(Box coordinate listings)
※ ※ ※
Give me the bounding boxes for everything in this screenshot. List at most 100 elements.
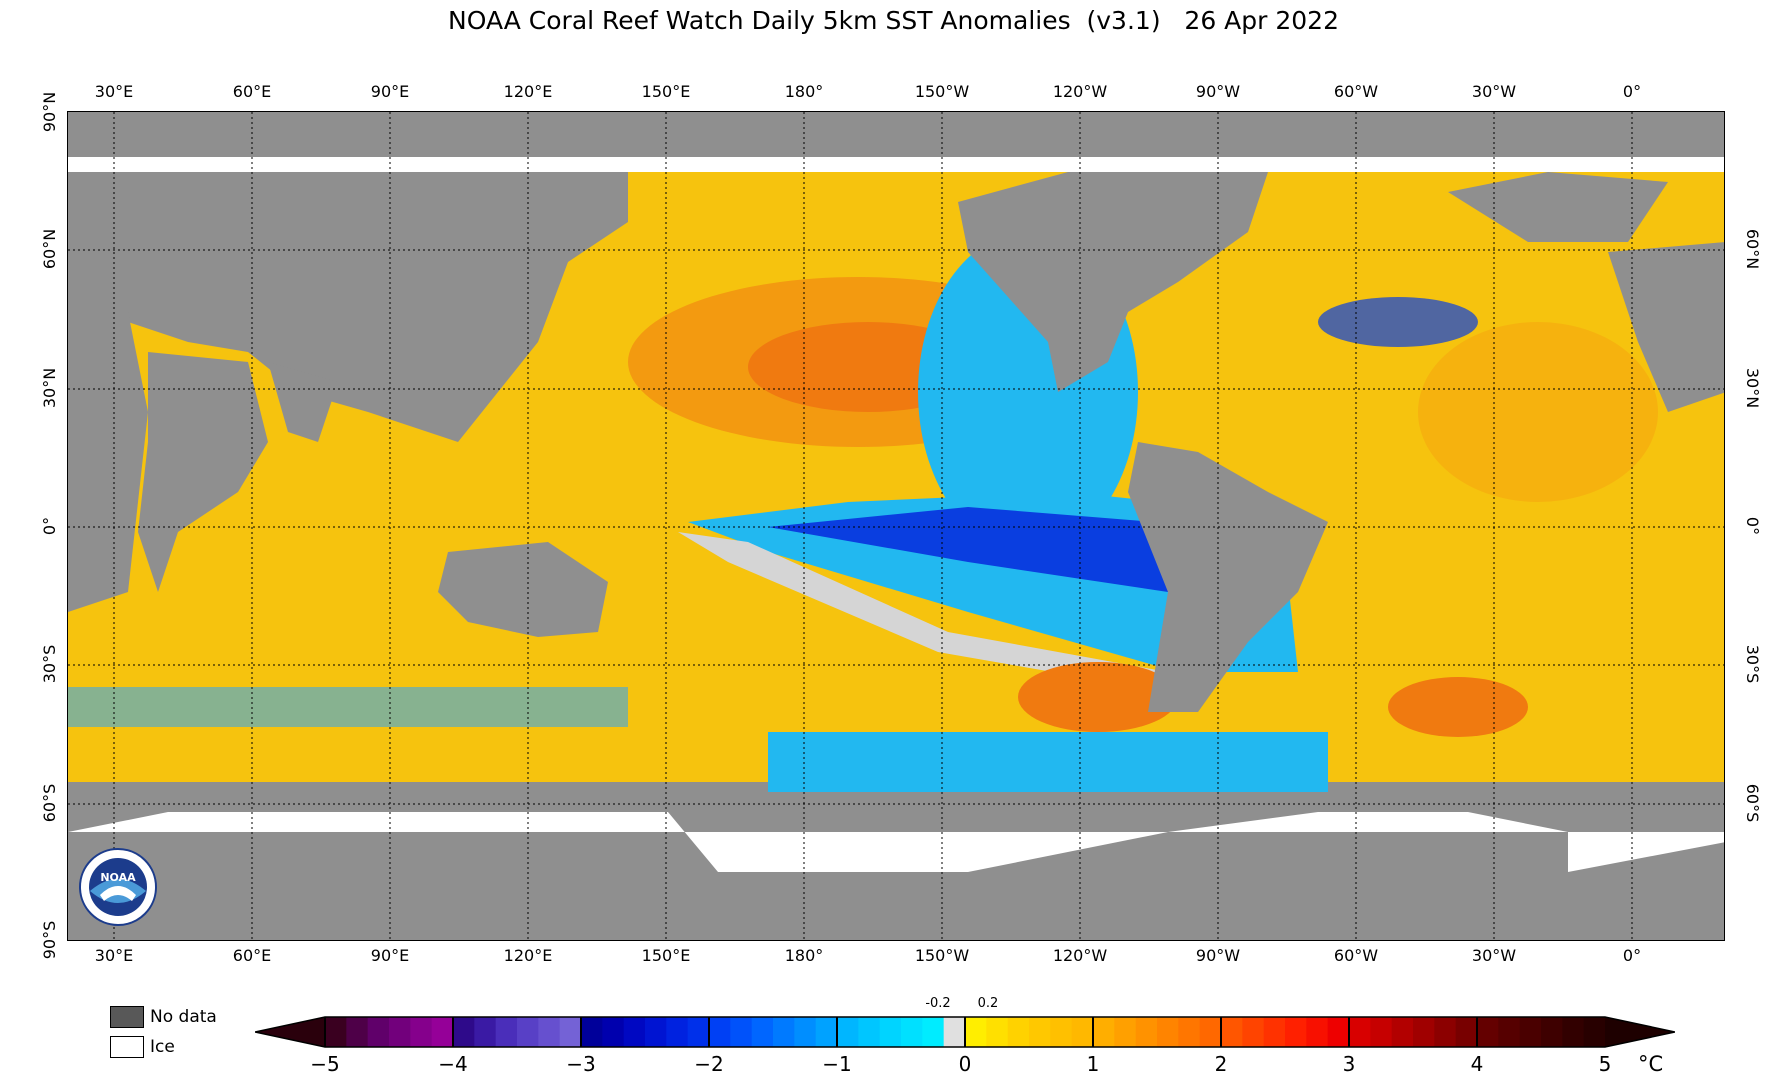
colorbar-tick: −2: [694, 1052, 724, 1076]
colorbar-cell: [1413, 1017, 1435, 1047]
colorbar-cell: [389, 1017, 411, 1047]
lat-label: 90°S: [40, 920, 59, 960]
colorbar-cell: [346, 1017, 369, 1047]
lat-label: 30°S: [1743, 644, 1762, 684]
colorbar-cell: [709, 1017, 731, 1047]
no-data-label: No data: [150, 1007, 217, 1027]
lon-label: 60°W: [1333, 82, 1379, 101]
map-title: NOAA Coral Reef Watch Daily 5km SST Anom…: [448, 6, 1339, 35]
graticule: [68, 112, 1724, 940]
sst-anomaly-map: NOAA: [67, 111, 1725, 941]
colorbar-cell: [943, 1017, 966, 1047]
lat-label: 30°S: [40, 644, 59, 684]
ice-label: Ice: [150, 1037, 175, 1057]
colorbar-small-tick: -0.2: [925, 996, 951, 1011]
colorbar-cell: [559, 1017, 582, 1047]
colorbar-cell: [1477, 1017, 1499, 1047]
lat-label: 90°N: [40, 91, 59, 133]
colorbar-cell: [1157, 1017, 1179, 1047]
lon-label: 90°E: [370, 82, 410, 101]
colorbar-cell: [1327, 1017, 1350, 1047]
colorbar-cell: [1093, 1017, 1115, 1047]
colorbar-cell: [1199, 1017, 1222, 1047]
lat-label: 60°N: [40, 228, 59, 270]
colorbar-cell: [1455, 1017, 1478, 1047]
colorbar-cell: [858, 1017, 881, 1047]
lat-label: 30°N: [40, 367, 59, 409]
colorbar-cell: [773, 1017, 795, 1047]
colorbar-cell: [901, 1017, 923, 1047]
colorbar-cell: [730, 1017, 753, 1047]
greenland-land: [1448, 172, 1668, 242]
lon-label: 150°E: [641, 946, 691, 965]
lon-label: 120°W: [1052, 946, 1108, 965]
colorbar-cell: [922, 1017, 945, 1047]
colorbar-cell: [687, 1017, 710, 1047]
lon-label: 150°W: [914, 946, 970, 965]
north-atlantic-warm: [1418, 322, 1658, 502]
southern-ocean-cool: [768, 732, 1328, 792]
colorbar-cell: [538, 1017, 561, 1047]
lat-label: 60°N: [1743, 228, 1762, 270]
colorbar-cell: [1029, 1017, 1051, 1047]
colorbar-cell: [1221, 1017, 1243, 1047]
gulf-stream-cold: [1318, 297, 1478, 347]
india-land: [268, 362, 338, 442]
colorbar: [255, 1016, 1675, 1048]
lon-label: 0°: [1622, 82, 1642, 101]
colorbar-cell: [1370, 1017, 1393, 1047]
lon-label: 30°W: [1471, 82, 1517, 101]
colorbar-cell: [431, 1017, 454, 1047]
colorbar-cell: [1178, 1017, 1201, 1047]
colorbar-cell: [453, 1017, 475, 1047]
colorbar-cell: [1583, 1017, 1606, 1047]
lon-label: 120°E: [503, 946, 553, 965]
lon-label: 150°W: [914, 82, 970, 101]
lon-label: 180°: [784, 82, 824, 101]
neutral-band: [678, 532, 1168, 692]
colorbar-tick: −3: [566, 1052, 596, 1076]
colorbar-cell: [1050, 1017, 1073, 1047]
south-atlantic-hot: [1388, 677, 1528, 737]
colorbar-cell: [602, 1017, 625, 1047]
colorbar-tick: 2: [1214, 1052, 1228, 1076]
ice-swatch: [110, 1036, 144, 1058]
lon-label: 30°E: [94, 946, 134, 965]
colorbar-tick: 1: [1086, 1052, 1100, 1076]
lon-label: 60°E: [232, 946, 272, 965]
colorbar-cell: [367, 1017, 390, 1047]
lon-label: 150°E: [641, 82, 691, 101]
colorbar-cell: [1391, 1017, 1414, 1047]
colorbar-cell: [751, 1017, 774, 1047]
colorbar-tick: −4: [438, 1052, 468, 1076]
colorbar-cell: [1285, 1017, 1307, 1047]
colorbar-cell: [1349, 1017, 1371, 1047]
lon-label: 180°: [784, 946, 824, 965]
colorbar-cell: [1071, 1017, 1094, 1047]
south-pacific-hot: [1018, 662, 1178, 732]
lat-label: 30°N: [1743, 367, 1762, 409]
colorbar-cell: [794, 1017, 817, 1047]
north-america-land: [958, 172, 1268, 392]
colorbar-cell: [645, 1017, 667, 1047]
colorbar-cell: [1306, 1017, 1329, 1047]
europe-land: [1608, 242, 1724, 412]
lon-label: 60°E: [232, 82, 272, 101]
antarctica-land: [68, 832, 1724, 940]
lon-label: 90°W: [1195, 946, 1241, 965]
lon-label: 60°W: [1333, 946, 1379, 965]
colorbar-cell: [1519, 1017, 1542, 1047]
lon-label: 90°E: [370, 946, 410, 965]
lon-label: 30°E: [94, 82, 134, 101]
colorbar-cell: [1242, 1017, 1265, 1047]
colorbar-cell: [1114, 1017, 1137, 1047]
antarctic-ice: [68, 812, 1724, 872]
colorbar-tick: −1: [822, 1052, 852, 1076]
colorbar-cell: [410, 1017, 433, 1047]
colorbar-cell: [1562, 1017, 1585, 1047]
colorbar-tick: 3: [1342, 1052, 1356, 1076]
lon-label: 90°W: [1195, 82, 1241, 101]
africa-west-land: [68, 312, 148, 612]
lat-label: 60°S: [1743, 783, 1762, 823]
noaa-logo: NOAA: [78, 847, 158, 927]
※ ※ ※
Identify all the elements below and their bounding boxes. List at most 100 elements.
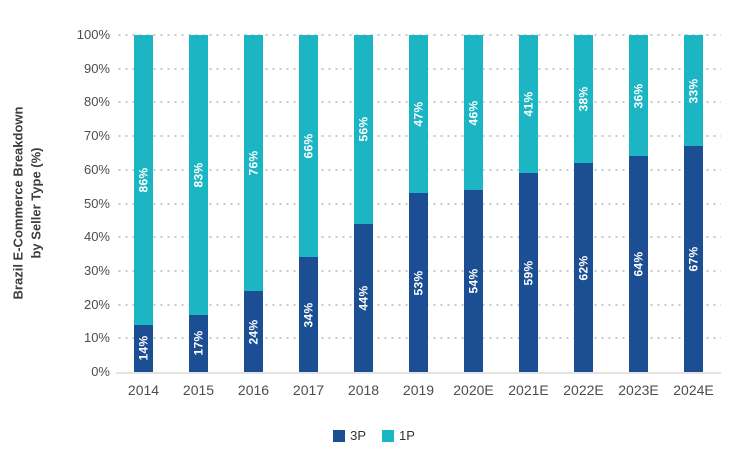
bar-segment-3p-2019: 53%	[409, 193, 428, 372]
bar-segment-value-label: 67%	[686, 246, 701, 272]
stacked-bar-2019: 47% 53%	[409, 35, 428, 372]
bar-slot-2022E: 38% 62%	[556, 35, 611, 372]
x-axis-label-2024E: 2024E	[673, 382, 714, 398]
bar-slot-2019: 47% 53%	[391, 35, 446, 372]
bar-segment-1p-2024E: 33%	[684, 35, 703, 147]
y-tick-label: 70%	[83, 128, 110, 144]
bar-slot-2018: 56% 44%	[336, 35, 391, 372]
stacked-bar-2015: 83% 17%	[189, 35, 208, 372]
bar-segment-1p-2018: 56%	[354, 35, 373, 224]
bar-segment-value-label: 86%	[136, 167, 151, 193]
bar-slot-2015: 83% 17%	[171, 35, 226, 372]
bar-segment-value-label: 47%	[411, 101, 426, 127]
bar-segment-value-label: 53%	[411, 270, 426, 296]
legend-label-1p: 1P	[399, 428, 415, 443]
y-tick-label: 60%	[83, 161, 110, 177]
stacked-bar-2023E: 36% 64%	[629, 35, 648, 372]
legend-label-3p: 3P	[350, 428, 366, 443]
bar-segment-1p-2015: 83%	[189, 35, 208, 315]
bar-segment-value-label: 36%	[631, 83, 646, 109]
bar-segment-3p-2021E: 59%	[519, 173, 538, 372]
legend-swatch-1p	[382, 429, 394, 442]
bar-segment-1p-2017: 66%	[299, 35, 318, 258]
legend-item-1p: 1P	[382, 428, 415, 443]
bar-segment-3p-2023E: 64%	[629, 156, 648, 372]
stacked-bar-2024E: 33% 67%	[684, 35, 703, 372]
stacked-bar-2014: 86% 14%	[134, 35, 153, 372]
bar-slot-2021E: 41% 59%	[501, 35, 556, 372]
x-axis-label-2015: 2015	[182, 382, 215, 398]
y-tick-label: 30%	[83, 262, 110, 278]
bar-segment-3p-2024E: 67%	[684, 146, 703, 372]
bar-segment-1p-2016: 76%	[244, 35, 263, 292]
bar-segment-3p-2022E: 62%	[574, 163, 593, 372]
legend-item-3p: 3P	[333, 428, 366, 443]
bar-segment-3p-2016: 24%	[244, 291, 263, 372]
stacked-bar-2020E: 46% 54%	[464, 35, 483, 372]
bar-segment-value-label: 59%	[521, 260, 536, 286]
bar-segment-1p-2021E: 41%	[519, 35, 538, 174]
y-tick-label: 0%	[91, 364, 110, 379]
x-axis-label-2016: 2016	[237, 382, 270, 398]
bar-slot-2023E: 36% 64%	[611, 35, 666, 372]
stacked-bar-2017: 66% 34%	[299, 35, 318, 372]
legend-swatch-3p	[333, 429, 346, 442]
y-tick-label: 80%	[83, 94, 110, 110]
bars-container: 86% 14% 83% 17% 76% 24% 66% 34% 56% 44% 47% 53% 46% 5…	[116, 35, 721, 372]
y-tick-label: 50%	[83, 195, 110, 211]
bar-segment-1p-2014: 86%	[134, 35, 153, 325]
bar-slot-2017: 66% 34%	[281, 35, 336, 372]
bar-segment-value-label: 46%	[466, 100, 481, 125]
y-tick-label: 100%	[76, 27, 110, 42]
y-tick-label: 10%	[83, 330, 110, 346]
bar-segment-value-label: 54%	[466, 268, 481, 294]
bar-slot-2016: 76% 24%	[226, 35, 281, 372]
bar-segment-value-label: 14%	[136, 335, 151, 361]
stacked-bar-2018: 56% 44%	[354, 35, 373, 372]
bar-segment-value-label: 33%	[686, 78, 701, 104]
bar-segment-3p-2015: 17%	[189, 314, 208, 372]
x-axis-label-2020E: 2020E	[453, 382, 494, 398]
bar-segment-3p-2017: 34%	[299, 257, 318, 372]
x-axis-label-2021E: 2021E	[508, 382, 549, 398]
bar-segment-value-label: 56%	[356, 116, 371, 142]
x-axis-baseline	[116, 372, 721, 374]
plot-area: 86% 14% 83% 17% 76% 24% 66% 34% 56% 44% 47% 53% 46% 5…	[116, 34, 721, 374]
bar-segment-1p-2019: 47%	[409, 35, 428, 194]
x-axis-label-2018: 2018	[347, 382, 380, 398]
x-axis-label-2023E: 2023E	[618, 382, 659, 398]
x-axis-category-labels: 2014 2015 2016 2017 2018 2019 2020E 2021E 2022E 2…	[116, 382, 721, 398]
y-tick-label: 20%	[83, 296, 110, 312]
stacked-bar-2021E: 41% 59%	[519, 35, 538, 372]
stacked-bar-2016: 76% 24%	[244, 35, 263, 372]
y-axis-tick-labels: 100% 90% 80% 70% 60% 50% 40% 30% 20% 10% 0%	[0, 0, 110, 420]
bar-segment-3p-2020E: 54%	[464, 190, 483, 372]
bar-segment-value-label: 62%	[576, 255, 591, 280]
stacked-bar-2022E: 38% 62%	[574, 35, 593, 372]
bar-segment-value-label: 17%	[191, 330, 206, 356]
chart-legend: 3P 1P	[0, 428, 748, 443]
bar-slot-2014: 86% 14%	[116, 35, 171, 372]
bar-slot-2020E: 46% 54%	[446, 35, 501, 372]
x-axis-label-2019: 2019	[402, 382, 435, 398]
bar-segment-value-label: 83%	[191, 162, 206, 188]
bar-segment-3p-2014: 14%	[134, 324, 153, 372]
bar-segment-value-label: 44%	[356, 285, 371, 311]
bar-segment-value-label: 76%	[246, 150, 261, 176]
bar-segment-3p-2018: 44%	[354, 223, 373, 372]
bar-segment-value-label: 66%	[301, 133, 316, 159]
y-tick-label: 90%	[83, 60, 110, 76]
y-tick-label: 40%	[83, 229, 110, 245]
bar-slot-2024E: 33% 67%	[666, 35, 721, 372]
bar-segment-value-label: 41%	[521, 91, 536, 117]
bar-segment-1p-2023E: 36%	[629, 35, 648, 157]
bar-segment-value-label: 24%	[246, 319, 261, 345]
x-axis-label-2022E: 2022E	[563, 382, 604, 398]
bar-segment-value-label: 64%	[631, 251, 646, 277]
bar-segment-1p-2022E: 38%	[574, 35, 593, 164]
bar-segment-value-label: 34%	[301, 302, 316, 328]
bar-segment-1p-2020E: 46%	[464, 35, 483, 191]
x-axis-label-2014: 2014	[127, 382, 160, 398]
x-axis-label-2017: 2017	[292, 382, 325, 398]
※ ※ ※
Stated goal » Convert the rows from the one containing "193, 428, 372]" to the one containing "bars-container: 86% 14%", both included, into a numbered list, omitting any blank lines.

Reply »
1. bar-segment-3p-2019: 53%	[409, 193, 428, 372]
2. bar-segment-value-label: 67%	[686, 246, 701, 272]
3. stacked-bar-2019: 47% 53%	[409, 35, 428, 372]
4. bar-slot-2022E: 38% 62%	[556, 35, 611, 372]
5. x-axis-label-2024E: 2024E	[673, 382, 714, 398]
6. bar-slot-2019: 47% 53%	[391, 35, 446, 372]
7. bar-segment-1p-2024E: 33%	[684, 35, 703, 147]
8. y-tick-label: 70%	[83, 128, 110, 144]
9. bar-slot-2018: 56% 44%	[336, 35, 391, 372]
10. stacked-bar-2015: 83% 17%	[189, 35, 208, 372]
11. bar-segment-1p-2018: 56%	[354, 35, 373, 224]
12. bar-segment-value-label: 86%	[136, 167, 151, 193]
13. bar-slot-2015: 83% 17%	[171, 35, 226, 372]
14. bar-segment-value-label: 47%	[411, 101, 426, 127]
15. bar-segment-value-label: 53%	[411, 270, 426, 296]
16. legend-label-1p: 1P	[399, 428, 415, 443]
17. y-tick-label: 60%	[83, 161, 110, 177]
18. stacked-bar-2023E: 36% 64%	[629, 35, 648, 372]
19. legend-label-3p: 3P	[350, 428, 366, 443]
20. bar-segment-1p-2015: 83%	[189, 35, 208, 315]
21. bar-segment-value-label: 36%	[631, 83, 646, 109]
22. bar-segment-3p-2021E: 59%	[519, 173, 538, 372]
23. legend-swatch-1p	[382, 429, 394, 442]
24. bar-segment-1p-2017: 66%	[299, 35, 318, 258]
25. legend-item-1p: 1P	[382, 428, 415, 443]
26. bar-segment-3p-2023E: 64%	[629, 156, 648, 372]
27. stacked-bar-2024E: 33% 67%	[684, 35, 703, 372]
28. stacked-bar-2014: 86% 14%	[134, 35, 153, 372]
29. bar-slot-2021E: 41% 59%	[501, 35, 556, 372]
30. x-axis-label-2015: 2015	[182, 382, 215, 398]
31. y-tick-label: 30%	[83, 262, 110, 278]
32. bar-segment-3p-2024E: 67%	[684, 146, 703, 372]
33. bar-segment-1p-2016: 76%	[244, 35, 263, 292]
34. bar-segment-3p-2022E: 62%	[574, 163, 593, 372]
35. legend-item-3p: 3P	[333, 428, 366, 443]
36. bar-segment-3p-2016: 24%	[244, 291, 263, 372]
37. stacked-bar-2020E: 46% 54%	[464, 35, 483, 372]
38. bar-segment-value-label: 59%	[521, 260, 536, 286]
39. bar-segment-1p-2021E: 41%	[519, 35, 538, 174]
40. y-tick-label: 0%	[91, 364, 110, 379]
41. x-axis-label-2016: 2016	[237, 382, 270, 398]
42. bar-slot-2023E: 36% 64%	[611, 35, 666, 372]
43. stacked-bar-2017: 66% 34%	[299, 35, 318, 372]
44. legend-swatch-3p	[333, 429, 346, 442]
45. y-tick-label: 80%	[83, 94, 110, 110]
46. bars-container: 86% 14% 83% 17% 76% 24% 66% 34% 56% 44% 47% 53% 46% 5…	[116, 35, 721, 372]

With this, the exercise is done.